_Tus tareas_.
1 – Vuelve a escribir el pedazo de la nota sobre Ebrard que empieza con "Acompañado de su" y sigue hasta "de su discurso.", cambiando "periodista" por "reportero".
2 – Escribe lo que sigue en la nota sobre Ebrard, justo después de la última oración que aparece.

_Fragmento elegido_.
• • •

Hay una experiencia que hace a la izquierda enfocar sus baterías contra el Revolucionario Institucional hacia ese sector: en el Estado de México casi la mitad del padrón total (10 millones y medio de votantes) tienen entre 18 y 34 años de edad, y la mayoría dio su apoyo al candidato del PRI el 2 de julio pasado, convirtiéndose en el gobernador con más votos en la historia mexiquense.
Ayer, Ebrard tuvo el escenario ideal para el ataque: la Feria Internacional del Libro (FIL), que el año pasado atrajo a más de 600 mil personas, la mayoría en ese rango de edad. Ahí dijo que el registro de Peña Nieto es el emblema del PRI en el lopezportillismo, cuyo mandato se caracterizó por ser corporativista, nepotista y bajo sospecha de corrupción.
“La propuesta del PRI es el mismo modelo mediante otras medidas”, aseguró. Defendió su propuesta de transformar la manera de hacer política mediante un un proyecto de coaliciones. “Por eso los priistas fueron los más escandalizados. El actual sistema político, el sistema presidencialista, está agotado”.
Acompañado de su esposa Rosalinda Bueso, Ebrard llamó a cambiar el rumbo del país. “No hablo sólo de coaliciones sino de cómo armar el nuevo régimen político”. Propuso instaurar la figura de jefe de gobierno para que el jefe de Estado sea responsable de los asuntos de Relaciones Exteriores y actúe como jefe supremo de las Fuerzas Armadas, mientras el jefe de gobierno represente al Ejecutivo ante el Congreso de la Unión.
—¿Su futuro político para 2012, señor? —preguntó un periodista al término de su discurso.
—Seguiré al frente del gobierno del Distrito Federal hasta el 5 de diciembre de 2012 — contestó.

• • •

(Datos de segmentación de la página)

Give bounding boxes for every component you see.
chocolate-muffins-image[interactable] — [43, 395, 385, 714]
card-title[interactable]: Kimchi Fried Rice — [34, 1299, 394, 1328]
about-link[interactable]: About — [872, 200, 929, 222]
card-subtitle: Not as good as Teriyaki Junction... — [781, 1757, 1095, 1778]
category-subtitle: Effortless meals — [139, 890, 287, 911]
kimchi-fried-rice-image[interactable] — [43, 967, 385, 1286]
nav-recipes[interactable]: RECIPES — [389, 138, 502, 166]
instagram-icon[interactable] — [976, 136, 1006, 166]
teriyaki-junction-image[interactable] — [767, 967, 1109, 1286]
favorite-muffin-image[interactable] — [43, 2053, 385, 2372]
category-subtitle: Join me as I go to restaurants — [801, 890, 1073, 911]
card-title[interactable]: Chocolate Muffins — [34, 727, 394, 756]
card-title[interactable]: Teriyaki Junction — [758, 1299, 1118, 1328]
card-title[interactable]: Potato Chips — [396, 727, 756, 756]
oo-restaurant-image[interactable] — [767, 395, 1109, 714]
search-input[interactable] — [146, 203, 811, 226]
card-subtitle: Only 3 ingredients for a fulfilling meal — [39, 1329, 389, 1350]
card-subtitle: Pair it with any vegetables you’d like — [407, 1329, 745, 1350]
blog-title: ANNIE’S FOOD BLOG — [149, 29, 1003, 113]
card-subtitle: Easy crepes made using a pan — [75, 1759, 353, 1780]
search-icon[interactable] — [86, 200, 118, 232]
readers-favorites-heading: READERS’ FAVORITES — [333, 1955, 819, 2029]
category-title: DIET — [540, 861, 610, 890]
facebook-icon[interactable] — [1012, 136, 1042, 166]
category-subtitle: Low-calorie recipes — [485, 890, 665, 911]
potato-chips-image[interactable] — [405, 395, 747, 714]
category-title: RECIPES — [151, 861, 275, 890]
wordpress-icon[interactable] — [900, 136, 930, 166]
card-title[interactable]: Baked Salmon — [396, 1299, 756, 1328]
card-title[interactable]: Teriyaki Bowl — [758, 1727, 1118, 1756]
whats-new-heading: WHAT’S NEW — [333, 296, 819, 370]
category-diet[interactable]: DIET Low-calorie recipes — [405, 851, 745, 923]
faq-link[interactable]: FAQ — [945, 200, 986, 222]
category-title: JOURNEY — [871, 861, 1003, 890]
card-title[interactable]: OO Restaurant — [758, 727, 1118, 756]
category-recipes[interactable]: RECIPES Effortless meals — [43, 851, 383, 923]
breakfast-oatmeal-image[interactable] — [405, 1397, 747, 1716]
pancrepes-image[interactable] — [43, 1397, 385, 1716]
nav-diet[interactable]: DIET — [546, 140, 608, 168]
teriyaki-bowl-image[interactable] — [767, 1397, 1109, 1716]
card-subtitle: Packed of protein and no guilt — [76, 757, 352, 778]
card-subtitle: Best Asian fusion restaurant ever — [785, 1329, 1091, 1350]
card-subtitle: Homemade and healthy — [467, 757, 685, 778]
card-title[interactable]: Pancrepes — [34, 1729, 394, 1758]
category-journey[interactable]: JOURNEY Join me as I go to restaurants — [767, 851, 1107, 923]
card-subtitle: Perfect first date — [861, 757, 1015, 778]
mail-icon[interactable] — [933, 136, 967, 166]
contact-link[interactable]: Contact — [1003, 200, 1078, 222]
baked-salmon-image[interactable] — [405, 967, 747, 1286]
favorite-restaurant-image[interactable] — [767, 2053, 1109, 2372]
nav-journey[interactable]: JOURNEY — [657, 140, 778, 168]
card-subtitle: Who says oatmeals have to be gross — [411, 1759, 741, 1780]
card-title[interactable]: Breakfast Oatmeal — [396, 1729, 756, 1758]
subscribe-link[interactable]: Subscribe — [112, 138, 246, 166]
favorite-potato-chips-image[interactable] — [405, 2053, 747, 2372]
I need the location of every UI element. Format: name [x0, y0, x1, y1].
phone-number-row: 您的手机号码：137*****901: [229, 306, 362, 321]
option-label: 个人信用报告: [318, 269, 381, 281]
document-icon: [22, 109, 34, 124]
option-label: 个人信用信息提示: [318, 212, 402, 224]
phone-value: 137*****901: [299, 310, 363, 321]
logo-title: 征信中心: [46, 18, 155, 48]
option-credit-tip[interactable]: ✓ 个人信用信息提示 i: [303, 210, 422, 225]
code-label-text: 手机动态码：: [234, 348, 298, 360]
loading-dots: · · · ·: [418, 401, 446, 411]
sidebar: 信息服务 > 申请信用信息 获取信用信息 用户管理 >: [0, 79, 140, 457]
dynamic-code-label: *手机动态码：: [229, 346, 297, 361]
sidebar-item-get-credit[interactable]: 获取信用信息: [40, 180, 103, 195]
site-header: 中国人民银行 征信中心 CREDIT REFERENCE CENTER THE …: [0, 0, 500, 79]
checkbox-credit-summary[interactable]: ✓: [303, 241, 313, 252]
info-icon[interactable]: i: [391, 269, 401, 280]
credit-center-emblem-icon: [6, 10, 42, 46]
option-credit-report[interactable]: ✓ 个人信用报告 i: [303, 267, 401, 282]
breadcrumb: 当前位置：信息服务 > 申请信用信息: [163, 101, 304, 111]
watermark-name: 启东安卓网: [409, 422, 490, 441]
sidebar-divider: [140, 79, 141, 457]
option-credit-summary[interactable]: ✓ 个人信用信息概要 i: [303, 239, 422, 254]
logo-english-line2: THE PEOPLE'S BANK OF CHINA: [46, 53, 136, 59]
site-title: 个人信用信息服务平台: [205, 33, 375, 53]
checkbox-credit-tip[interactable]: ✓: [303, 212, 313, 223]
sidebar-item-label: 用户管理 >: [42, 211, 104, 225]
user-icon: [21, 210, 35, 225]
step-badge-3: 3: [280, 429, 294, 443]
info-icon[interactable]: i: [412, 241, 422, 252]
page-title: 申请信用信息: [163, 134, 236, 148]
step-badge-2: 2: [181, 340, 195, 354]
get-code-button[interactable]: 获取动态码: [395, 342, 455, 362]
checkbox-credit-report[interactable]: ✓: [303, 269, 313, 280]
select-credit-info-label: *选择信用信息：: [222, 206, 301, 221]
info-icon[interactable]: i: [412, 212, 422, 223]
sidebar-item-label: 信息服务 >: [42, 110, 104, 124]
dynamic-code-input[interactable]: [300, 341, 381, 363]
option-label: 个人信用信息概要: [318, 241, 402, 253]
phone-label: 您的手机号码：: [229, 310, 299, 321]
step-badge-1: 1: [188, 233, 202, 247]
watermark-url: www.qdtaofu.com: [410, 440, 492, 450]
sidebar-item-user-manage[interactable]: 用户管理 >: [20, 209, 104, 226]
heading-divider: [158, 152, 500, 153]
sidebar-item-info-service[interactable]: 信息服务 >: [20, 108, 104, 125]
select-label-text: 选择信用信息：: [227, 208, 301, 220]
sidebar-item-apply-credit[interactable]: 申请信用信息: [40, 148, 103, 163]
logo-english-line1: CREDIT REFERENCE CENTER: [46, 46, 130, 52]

• • •

_Respuestas abajo_.
1 –
Acompañado de su esposa Rosalinda Bueso, Ebrard llamó a cambiar el rumbo del país. “No hablo sólo de coaliciones sino de cómo armar el nuevo régimen político”. Propuso instaurar la figura de jefe de gobierno para que el jefe de Estado sea responsable de los asuntos de Relaciones Exteriores y actúe como jefe supremo de las Fuerzas Armadas, mientras el jefe de gobierno represente al Ejecutivo ante el Congreso de la Unión.
—¿Su futuro político para 2012, señor? —preguntó un reportero al término de su discurso.

2 –
—¿Y después?
—Preguntaste hasta 2012.
Marcelo Ebrard aseguró que la política panista tampoco ha funcionado porque el salario mínimo, manifestó, pierde poder adquisitivo cada año. Dio dos ejemplos que, a su juicio, explican el fracaso del modelo actual: dos de cada diez mexicanos sólo tienen acceso a crédito, “es uno de los más mediocres” en el mundo, y el de que mientras Brasil duplicó su presupuesto educativo en ocho años, el de México apenas creció .3 por ciento para el año entrante.
Sin mencionar a López Obrador, manifestó: “Yo veo una esperanza de cambio con la coalición de fuerzas progresistas (PRD, PT y Movimiento Ciudadano).
Unos minutos después, en conferencia de prensa, el jefe de gobierno aseguró que el PRI “está nervioso” y que por ese motivo adelantó el registro de Enrique Peña Nieto como precandidato a la Presidencia de México.
Aseguró que no cree en lavictoria de Peña Nieto. “Esta cuestión de la inevitable llegada del PRI yo no lo creo, porque lo mismo nos dijeron en Oaxaca, lo mismo nos dijeron en Guerrero, y eso yo no lo veo como inevitable; sí es inevitable si uno se lo cree”.